**THE REQUEST:**
Say the number of lines containing the string "piston", and say nothing else.

-- START --

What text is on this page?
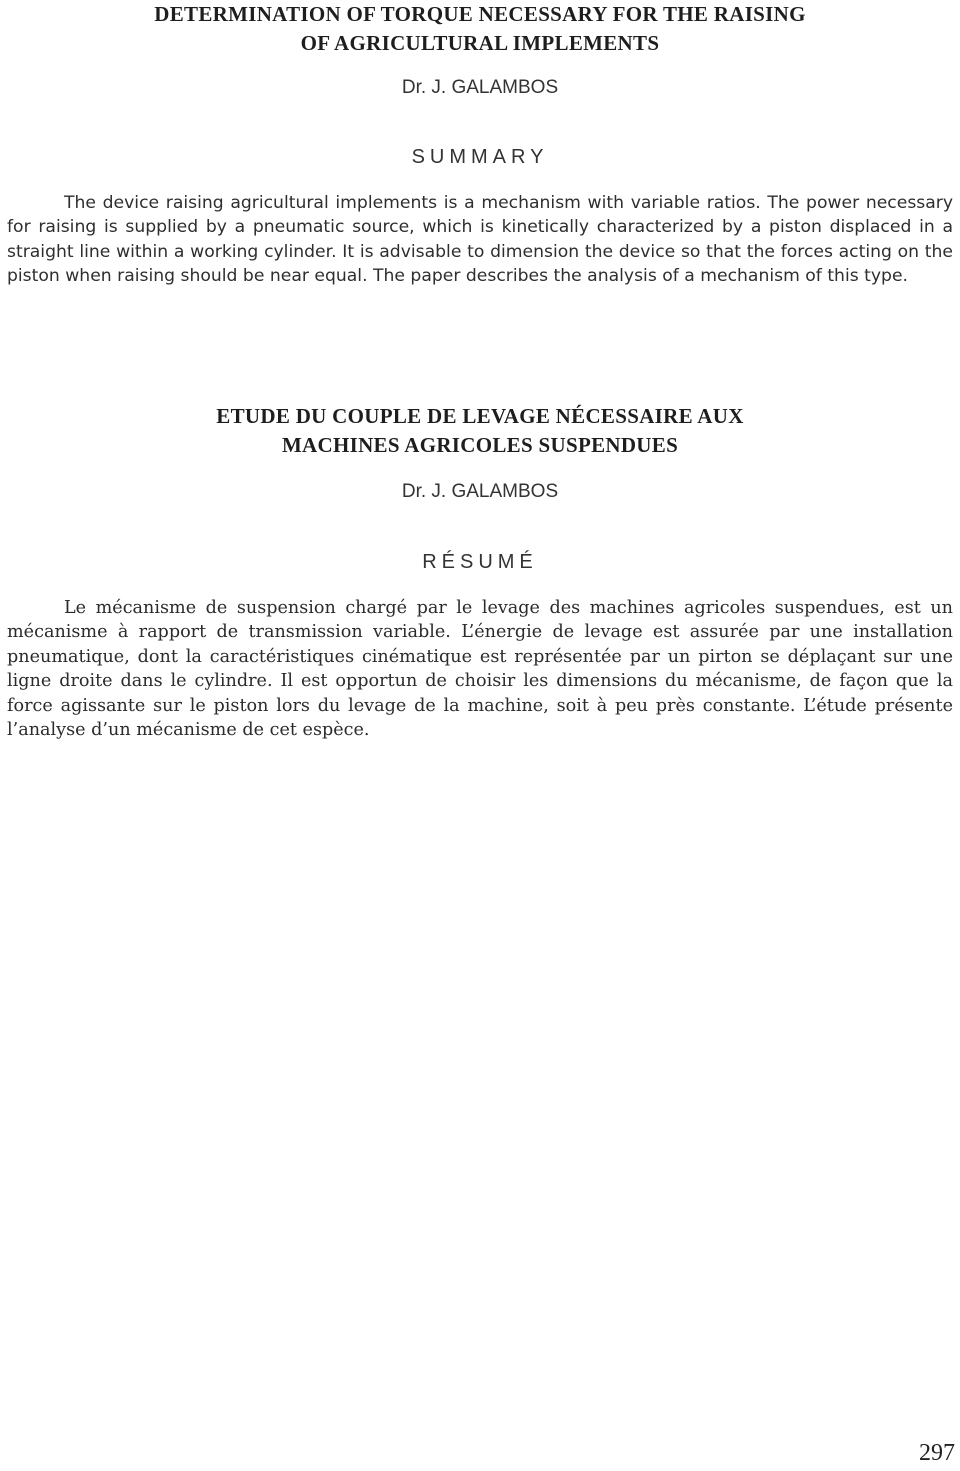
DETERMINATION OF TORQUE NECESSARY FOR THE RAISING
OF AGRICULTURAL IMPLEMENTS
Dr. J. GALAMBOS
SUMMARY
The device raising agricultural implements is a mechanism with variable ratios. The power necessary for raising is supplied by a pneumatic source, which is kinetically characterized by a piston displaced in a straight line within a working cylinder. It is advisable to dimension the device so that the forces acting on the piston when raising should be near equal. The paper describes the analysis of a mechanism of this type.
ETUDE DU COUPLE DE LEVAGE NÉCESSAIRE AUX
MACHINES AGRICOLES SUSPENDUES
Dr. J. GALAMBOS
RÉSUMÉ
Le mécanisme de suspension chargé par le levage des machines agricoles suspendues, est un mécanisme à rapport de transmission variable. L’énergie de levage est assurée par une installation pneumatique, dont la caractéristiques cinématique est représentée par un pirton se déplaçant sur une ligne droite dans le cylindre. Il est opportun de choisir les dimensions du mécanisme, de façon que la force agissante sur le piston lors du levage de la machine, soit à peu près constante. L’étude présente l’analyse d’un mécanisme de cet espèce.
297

-- END --

**SOLUTION FOR THIS PROBLEM:**
2